Aim of the task: Extract the lines beginning at the one that holds "Extract the structured" and ending at the final line of the material below, keeping them exact and leaving out all pictures.
· · · · · · ·
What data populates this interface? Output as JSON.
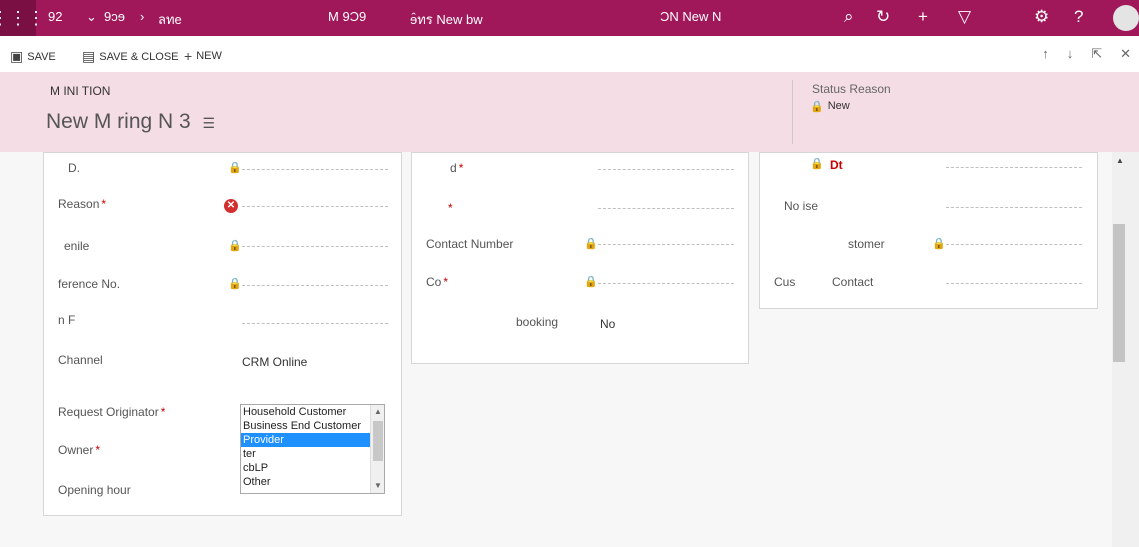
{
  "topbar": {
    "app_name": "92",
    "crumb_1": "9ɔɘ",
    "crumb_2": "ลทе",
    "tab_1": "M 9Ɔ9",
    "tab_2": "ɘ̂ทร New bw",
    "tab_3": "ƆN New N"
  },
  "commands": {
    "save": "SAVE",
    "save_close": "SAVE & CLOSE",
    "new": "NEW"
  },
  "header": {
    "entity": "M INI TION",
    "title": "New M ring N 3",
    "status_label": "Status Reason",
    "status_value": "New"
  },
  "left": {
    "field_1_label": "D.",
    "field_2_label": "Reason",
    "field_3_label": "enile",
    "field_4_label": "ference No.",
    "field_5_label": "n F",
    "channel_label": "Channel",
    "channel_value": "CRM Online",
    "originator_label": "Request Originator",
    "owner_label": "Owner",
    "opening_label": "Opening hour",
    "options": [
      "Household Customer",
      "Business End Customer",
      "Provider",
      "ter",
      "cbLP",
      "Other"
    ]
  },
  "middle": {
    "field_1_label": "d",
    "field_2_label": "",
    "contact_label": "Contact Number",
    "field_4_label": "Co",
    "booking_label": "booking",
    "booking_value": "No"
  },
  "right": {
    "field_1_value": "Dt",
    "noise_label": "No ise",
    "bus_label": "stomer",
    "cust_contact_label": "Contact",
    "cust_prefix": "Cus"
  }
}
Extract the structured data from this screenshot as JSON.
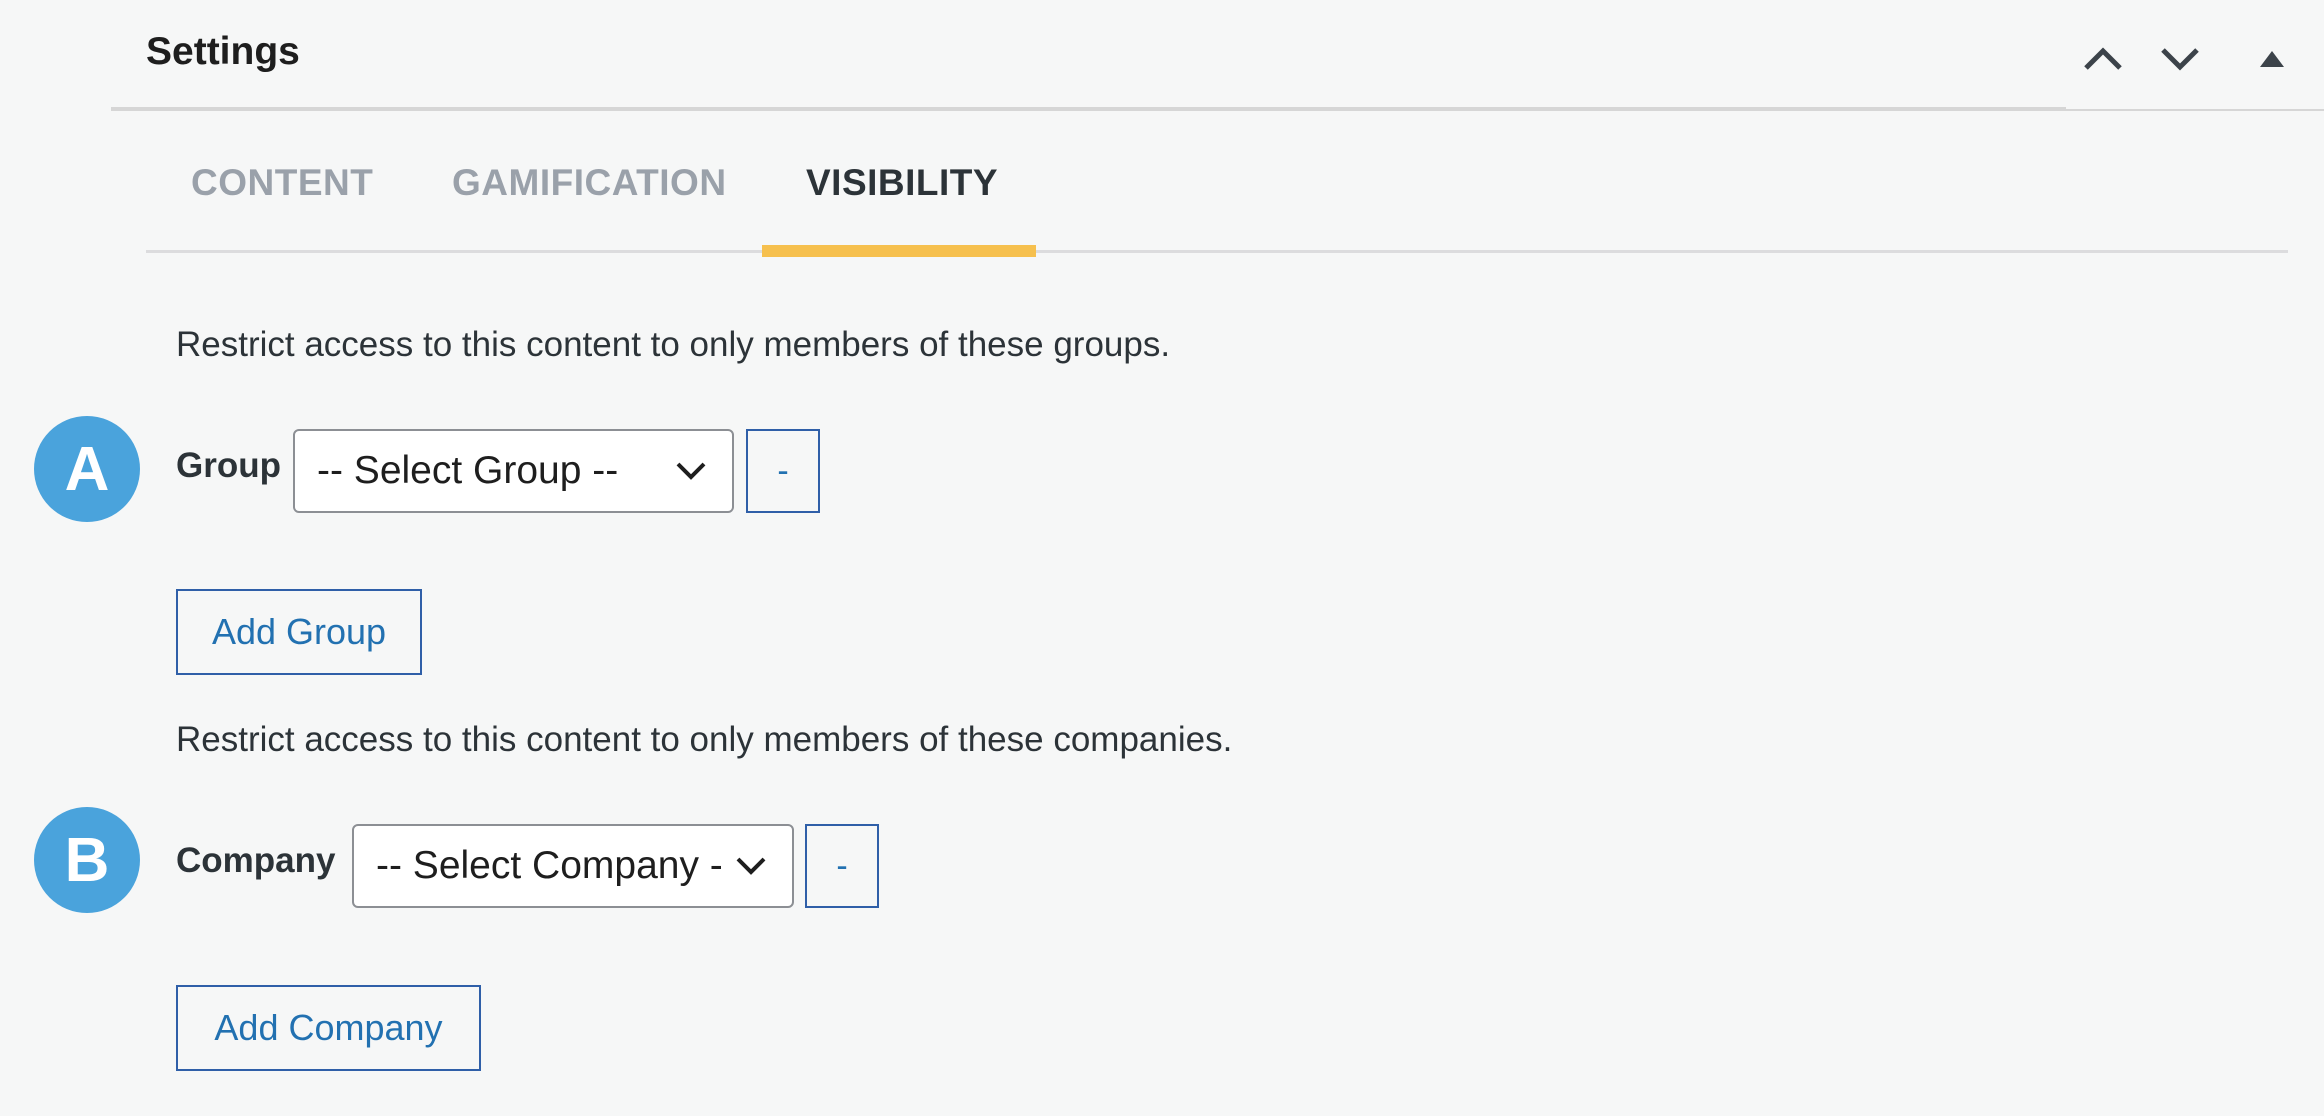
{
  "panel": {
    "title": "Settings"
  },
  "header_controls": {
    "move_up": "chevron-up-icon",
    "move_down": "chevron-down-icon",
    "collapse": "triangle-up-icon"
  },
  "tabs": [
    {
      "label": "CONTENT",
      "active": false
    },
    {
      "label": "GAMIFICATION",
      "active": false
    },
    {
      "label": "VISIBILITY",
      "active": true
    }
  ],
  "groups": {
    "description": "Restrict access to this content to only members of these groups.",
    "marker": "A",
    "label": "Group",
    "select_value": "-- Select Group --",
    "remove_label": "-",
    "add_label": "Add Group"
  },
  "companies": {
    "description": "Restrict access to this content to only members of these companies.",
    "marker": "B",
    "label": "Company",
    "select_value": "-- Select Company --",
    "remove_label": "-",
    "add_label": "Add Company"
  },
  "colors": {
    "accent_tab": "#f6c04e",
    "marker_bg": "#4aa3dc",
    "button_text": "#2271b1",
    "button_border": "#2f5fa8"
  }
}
· · · · · · ·
Solution for this exercise:
Extract the structured data from this screenshot as JSON.
{
  "panel": {
    "title": "Settings"
  },
  "header_controls": {
    "move_up": "chevron-up-icon",
    "move_down": "chevron-down-icon",
    "collapse": "triangle-up-icon"
  },
  "tabs": [
    {
      "label": "CONTENT",
      "active": false
    },
    {
      "label": "GAMIFICATION",
      "active": false
    },
    {
      "label": "VISIBILITY",
      "active": true
    }
  ],
  "groups": {
    "description": "Restrict access to this content to only members of these groups.",
    "marker": "A",
    "label": "Group",
    "select_value": "-- Select Group --",
    "remove_label": "-",
    "add_label": "Add Group"
  },
  "companies": {
    "description": "Restrict access to this content to only members of these companies.",
    "marker": "B",
    "label": "Company",
    "select_value": "-- Select Company --",
    "remove_label": "-",
    "add_label": "Add Company"
  },
  "colors": {
    "accent_tab": "#f6c04e",
    "marker_bg": "#4aa3dc",
    "button_text": "#2271b1",
    "button_border": "#2f5fa8"
  }
}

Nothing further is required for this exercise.